[Stored data]
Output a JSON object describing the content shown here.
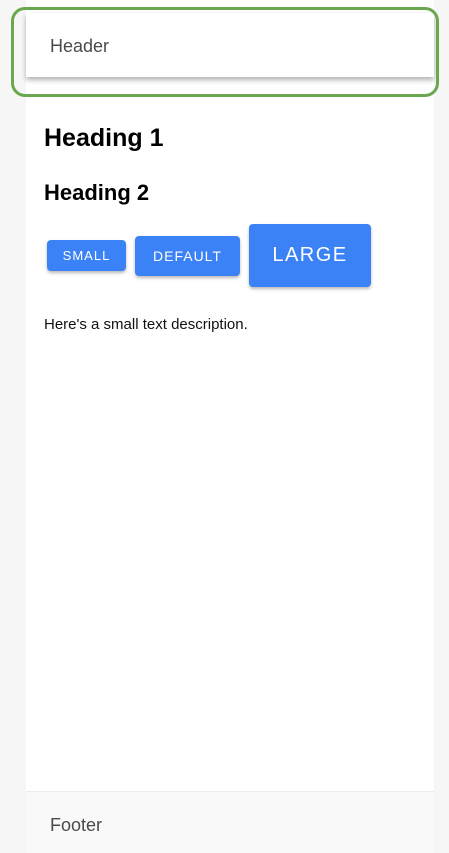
{
  "header": {
    "title": "Header"
  },
  "main": {
    "heading1": "Heading 1",
    "heading2": "Heading 2",
    "buttons": {
      "small": "SMALL",
      "default": "DEFAULT",
      "large": "LARGE"
    },
    "description": "Here's a small text description."
  },
  "footer": {
    "title": "Footer"
  },
  "colors": {
    "primary_button": "#3b82f6",
    "highlight_ring": "#6aa84f"
  }
}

# Problem statement:
Copy out all the records exactly, excluding pictures.

# Exercise result:
Output a JSON object describing the content shown here.
{
  "header": {
    "title": "Header"
  },
  "main": {
    "heading1": "Heading 1",
    "heading2": "Heading 2",
    "buttons": {
      "small": "SMALL",
      "default": "DEFAULT",
      "large": "LARGE"
    },
    "description": "Here's a small text description."
  },
  "footer": {
    "title": "Footer"
  },
  "colors": {
    "primary_button": "#3b82f6",
    "highlight_ring": "#6aa84f"
  }
}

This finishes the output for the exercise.